Images of document pages with text
■ ■ ■ ■
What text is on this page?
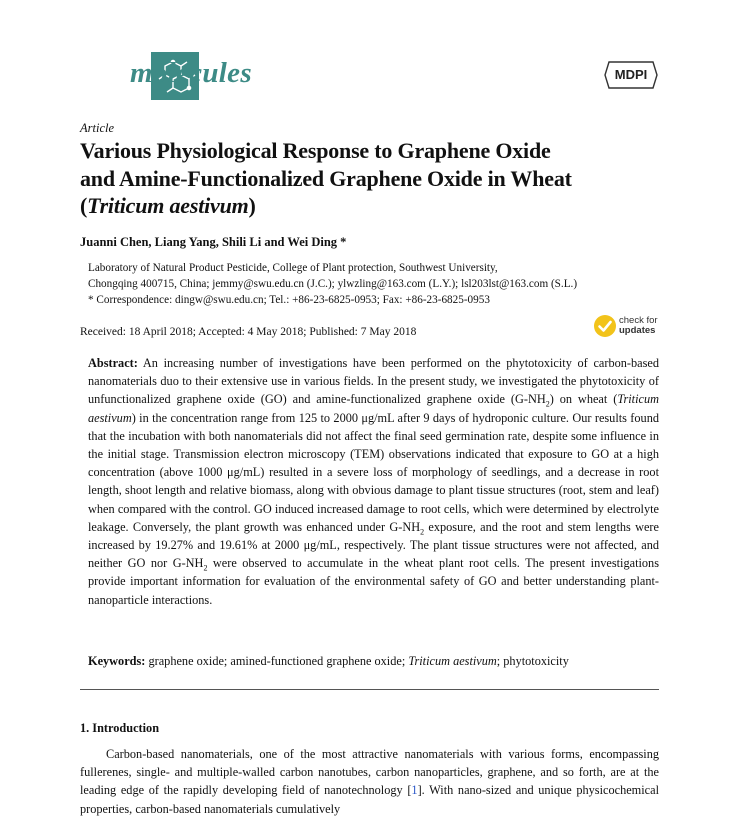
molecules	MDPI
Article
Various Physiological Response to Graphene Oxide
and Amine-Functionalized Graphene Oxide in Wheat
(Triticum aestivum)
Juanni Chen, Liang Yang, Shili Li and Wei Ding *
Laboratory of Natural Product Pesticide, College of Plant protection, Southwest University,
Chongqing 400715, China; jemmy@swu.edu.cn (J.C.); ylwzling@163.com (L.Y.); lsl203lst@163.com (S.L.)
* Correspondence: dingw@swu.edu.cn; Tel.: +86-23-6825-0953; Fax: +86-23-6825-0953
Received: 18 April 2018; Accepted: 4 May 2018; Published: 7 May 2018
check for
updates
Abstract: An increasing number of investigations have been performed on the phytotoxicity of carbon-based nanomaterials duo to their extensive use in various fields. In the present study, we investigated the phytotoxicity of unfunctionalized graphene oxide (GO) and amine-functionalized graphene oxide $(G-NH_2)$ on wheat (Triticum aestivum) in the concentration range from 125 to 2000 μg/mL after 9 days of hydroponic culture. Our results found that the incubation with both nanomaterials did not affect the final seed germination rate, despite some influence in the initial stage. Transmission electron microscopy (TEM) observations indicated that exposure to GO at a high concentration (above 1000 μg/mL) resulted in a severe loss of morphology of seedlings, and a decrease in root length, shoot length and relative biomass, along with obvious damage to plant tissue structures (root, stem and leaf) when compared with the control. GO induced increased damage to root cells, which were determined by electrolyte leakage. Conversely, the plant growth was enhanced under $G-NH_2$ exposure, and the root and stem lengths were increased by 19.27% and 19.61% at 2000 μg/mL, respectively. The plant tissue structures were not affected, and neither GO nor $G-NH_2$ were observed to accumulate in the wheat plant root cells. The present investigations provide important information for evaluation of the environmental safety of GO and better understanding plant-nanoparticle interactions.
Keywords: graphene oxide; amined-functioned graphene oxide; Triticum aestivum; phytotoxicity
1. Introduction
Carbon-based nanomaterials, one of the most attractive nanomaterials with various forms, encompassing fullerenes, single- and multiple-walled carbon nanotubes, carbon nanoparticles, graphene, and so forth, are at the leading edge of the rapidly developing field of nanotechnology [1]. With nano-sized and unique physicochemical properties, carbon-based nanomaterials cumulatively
■ ■ ■ ■
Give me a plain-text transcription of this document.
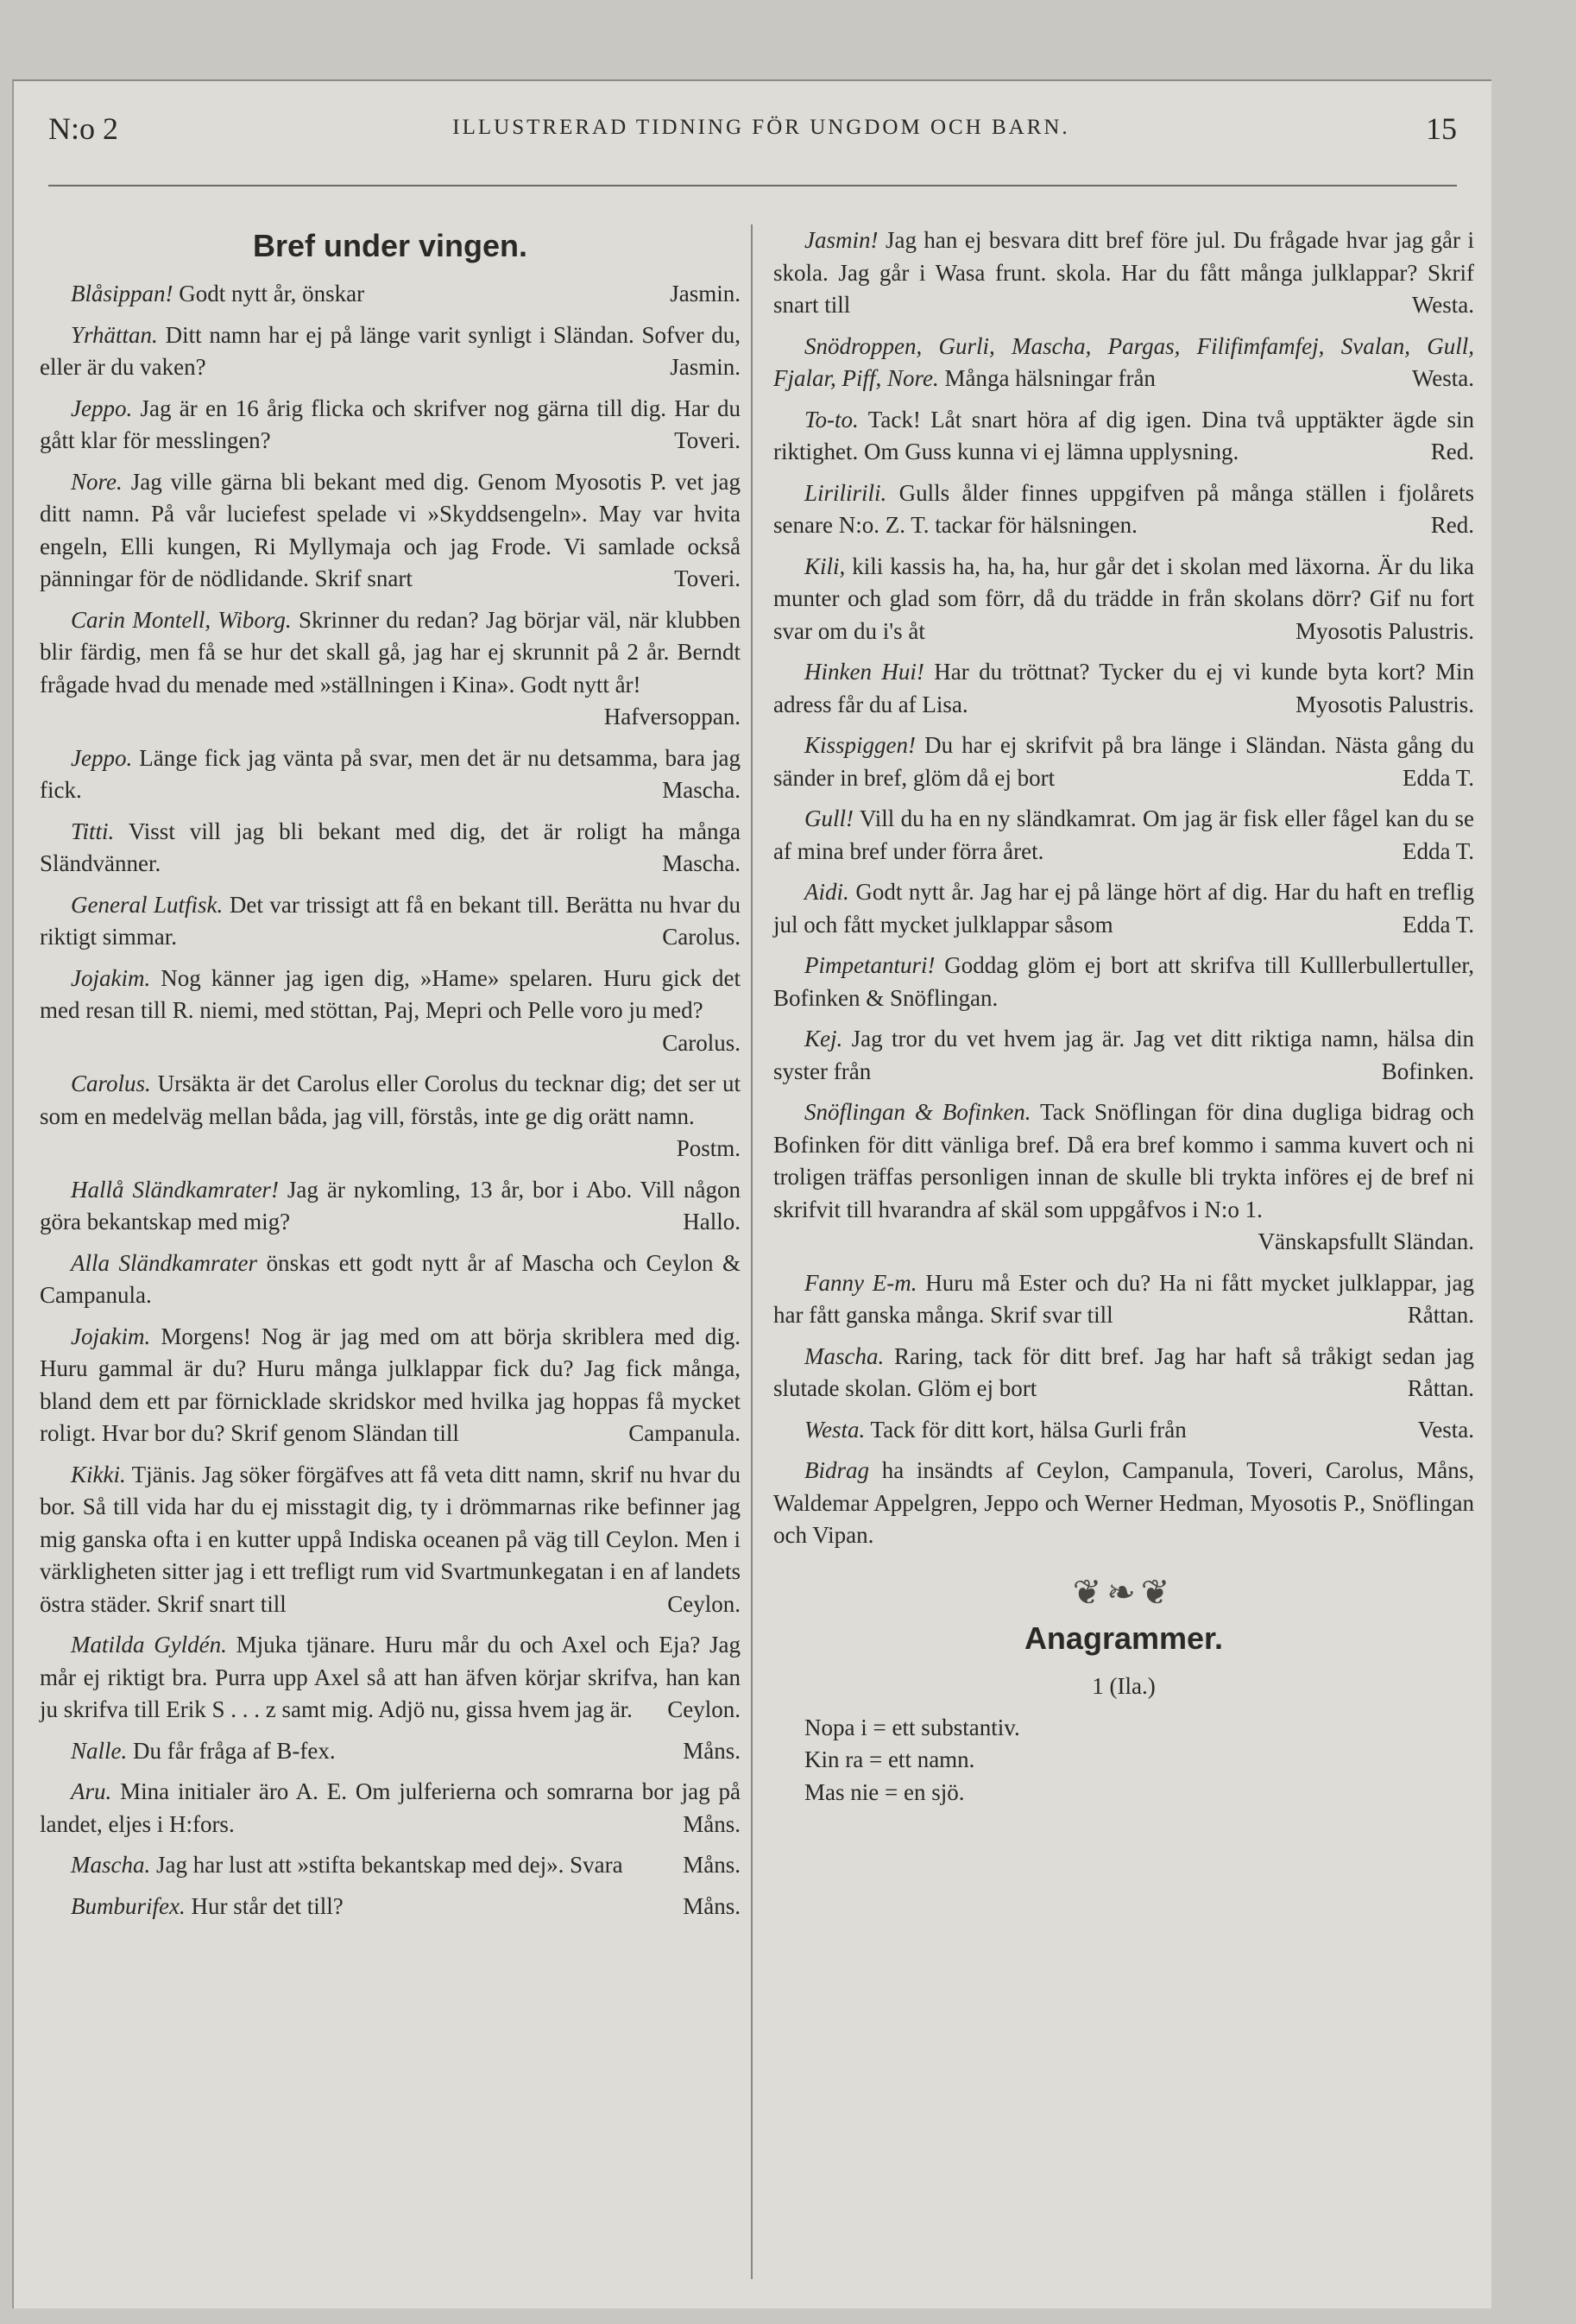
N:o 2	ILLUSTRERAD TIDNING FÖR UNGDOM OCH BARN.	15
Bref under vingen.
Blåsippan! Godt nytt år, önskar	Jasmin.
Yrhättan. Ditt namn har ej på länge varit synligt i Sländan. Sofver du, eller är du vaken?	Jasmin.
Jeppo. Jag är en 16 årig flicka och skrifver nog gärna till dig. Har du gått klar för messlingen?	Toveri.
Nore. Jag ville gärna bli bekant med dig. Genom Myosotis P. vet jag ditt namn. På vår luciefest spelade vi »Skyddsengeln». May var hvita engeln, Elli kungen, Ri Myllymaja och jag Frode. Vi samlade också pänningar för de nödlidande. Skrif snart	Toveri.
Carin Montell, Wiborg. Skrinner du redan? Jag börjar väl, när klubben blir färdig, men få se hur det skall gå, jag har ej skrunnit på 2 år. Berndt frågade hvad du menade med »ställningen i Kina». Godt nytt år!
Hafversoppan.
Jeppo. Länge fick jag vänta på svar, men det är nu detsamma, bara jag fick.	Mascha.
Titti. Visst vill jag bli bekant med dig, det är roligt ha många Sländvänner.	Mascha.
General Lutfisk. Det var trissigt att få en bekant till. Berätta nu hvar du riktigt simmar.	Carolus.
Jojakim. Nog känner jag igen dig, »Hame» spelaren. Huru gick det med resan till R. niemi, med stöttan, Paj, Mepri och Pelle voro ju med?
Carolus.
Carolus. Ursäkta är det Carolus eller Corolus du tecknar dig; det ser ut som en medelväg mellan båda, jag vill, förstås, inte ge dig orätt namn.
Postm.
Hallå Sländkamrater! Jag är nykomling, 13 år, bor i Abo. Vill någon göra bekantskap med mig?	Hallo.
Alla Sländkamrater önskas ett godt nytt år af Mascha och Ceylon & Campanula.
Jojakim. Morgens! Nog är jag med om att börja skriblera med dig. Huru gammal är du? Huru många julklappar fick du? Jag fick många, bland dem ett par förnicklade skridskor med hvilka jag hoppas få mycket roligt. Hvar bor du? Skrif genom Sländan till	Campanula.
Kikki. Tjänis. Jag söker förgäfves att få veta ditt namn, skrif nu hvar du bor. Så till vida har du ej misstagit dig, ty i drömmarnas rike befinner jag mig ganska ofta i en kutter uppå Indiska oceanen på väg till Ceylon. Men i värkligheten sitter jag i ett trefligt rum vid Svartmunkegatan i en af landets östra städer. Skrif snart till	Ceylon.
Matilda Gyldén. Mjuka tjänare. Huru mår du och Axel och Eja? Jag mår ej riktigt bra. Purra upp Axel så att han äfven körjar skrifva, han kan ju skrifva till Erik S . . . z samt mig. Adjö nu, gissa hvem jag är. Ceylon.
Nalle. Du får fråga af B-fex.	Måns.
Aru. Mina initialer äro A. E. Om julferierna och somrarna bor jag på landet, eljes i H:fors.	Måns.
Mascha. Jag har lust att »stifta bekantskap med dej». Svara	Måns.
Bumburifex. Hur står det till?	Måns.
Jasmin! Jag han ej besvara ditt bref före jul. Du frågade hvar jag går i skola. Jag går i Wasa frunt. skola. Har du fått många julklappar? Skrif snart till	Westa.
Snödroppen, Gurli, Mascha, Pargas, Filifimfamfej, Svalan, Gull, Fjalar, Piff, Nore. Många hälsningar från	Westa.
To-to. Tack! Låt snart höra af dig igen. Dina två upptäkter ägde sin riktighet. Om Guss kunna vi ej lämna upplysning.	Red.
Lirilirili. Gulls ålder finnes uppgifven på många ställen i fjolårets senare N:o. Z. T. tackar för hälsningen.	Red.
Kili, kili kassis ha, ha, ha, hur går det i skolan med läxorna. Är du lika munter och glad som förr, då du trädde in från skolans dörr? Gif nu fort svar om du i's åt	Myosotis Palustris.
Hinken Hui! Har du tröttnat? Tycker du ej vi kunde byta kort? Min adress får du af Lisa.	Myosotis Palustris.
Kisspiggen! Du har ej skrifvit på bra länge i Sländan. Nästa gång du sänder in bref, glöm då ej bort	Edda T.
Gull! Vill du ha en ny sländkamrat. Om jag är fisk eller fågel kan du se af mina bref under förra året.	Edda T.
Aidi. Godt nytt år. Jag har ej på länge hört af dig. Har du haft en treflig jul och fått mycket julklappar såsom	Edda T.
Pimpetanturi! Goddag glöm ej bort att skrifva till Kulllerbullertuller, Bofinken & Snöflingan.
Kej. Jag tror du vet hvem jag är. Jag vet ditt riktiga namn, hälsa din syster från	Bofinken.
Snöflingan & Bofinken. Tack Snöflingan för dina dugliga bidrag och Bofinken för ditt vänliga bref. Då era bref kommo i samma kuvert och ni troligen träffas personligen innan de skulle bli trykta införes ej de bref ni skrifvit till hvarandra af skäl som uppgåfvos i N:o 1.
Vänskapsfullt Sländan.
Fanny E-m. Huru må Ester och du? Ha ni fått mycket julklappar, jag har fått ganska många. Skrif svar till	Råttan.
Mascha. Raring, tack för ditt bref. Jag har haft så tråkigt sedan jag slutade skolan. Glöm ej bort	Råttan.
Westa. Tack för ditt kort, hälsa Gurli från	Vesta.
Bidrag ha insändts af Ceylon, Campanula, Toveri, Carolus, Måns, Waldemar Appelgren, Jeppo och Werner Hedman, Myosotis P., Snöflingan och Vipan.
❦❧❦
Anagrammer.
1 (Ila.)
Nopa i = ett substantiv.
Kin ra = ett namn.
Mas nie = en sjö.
■ ■ ■ ■
When a line among the entries above contains "Jeppo", copy it.

Jeppo. Jag är en 16 årig flicka och skrifver nog gärna till dig. Har du gått klar för messlingen?	Toveri.
Jeppo. Länge fick jag vänta på svar, men det är nu detsamma, bara jag fick.	Mascha.
Bidrag ha insändts af Ceylon, Campanula, Toveri, Carolus, Måns, Waldemar Appelgren, Jeppo och Werner Hedman, Myosotis P., Snöflingan och Vipan.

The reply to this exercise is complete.